Old Dlmalloc Unlink Tricks -REMASTERED-

References

这个 trick 应该早就被修了，所以应该没有必要再浪费时间在这个上了吧…

这两篇文章也是 2001 年的东西…

但是真的很好奇具体的实现，所以还是浪费了很多时间去理这个…

起笔的时候并没有理清其实，但是就是因为信息量太大了所以才试着弄懂多少记下来多少

~~毕竟本来这里也只是 Senri 的笔记本~~

总之全部写完之后自己也懂了不少…

当然不敢说自己全懂，不然就和那些说自己「精通 C++」的人一样了x

总之，这个 trick 的效果是「可以让你往任意地址上写一个值」（除非那段内存只读

Intro

GNU C 库所使用的 Memory Allocator 是 Doug Lea’s Malloc，简称为 dlmalloc，本文使用的是以下版本：

This is a version (aka dlmalloc) of malloc/free/realloc written by Doug Lea and released to the public domain. Use, modify, and redistribute this code without permission or acknowledgement in any way you wish. Send questions, comments, complaints, performance data, etc to dl@cs.oswego.edu

VERSION 2.7.0 Sun Mar 11 14:14:06 2001 Doug Lea (dl at gee)

Structure

#define INTERNAL_SIZE_T size_t

struct malloc_chunk {

/* Size of previous chunk (if free).  */
INTERNAL_SIZE_T      prev_size;  
/* Size in bytes, including overhead. */
INTERNAL_SIZE_T      size;       

/* double links -- used only if free. */
struct malloc_chunk* fd;         
struct malloc_chunk* bk;
}

在 32 位的 x86 架构上，INTERNAL_SIZE_T 为 4 bytes；

Before free()

一个 Heap Chunk 即堆块，看起来是这样：

Name	Description	Pointer	Size
prev_size	仅当前一个 chunk 已被释放 (free) 时：保存前一个 chunk 的大小	^chunk	4 bytes
size	当前 chunk 的大小：这个大小指的是 chunk 到 nextchunk 之间的大小最后两比特用于标记特殊的状态信息		4 byte
data	这里是数据…	^mem
prev_size	仅当前一个 chunk 已被释放 (free) 时：保存前一个 chunk 的大小从这里开始就是下一个 heap chunk 了	^nextchunk	4 bytes

也就是说，当执行 a = malloc(n) 时，a 实际指向的位置在 mem 处；

size 处提到：最后两比特用于标记特殊的状态信息，他们是：

#define PREV_INUSE 0x1
#define IS_MMAPPED 0x2

#define chunk_is_mmapped( p ) \
    ( (p)->size & IS_MMAPPED )

> [所给信息]
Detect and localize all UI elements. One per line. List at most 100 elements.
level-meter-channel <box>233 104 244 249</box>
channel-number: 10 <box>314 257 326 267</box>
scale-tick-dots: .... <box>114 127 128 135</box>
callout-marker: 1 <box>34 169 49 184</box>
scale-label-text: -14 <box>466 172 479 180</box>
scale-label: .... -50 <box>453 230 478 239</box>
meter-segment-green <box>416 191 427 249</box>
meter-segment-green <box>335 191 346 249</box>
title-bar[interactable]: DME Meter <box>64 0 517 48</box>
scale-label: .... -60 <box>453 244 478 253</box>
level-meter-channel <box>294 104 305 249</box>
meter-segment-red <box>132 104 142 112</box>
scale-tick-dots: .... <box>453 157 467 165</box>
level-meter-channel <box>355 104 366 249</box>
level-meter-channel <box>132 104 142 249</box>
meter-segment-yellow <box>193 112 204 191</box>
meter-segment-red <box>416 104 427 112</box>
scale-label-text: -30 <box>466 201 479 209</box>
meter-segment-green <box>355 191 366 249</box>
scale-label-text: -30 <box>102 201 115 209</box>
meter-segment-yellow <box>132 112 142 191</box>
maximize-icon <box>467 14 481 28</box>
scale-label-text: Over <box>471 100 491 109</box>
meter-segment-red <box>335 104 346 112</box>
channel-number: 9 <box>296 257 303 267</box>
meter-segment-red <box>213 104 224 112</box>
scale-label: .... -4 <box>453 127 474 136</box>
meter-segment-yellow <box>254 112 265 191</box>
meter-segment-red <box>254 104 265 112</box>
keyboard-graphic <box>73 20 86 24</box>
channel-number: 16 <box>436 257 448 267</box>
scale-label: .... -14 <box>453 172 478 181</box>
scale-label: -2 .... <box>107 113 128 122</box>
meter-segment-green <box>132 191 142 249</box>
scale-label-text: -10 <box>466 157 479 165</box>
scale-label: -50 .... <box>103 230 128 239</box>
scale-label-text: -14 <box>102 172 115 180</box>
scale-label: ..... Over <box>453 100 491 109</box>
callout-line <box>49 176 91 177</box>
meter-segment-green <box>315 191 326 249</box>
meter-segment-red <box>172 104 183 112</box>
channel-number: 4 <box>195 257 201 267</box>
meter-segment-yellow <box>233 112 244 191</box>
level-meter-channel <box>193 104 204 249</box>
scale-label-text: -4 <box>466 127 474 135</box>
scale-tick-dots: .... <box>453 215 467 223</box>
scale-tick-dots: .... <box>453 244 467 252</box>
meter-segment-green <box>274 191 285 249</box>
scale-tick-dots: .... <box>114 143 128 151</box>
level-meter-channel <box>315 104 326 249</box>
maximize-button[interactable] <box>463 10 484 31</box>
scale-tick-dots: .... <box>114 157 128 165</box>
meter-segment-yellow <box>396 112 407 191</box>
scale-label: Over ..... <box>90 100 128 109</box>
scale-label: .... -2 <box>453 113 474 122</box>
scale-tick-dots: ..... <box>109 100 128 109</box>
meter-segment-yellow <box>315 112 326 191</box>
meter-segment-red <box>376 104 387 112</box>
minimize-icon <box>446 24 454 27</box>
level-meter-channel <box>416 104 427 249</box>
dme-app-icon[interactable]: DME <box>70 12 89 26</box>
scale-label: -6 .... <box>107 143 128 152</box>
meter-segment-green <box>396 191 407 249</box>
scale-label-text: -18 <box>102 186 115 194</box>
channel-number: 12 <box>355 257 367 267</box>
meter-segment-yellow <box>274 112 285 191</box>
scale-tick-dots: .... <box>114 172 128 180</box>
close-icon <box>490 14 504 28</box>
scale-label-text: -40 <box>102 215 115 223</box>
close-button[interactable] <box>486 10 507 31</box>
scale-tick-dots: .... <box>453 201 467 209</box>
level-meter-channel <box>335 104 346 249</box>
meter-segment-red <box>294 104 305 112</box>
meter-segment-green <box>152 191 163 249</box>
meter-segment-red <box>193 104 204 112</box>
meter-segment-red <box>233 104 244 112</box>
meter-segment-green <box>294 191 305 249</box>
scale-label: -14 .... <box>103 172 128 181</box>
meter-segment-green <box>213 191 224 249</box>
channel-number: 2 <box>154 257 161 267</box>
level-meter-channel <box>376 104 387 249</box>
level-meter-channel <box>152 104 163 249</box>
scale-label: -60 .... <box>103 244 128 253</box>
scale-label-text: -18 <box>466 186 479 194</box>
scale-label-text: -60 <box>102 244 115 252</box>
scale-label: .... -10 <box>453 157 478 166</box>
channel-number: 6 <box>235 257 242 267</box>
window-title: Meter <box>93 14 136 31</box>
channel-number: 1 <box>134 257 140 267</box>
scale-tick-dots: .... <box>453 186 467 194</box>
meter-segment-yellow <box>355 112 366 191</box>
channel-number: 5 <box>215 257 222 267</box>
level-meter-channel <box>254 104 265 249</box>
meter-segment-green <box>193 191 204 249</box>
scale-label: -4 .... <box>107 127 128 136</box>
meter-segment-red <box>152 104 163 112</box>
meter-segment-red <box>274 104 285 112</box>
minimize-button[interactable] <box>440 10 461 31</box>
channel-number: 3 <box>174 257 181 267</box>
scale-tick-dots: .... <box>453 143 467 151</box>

> [任务说明]
根据原文回答以下问题：
(a) 文中使用的 dlmalloc 是哪个版本？
(b) 在 32 位的 x86 架构上，INTERNAL_SIZE_T 占多少字节？
(c) PREV_INUSE 被定义为什么值？

> [作答]
(a) 2.7.0
(b) 4 字节
(c) 0x1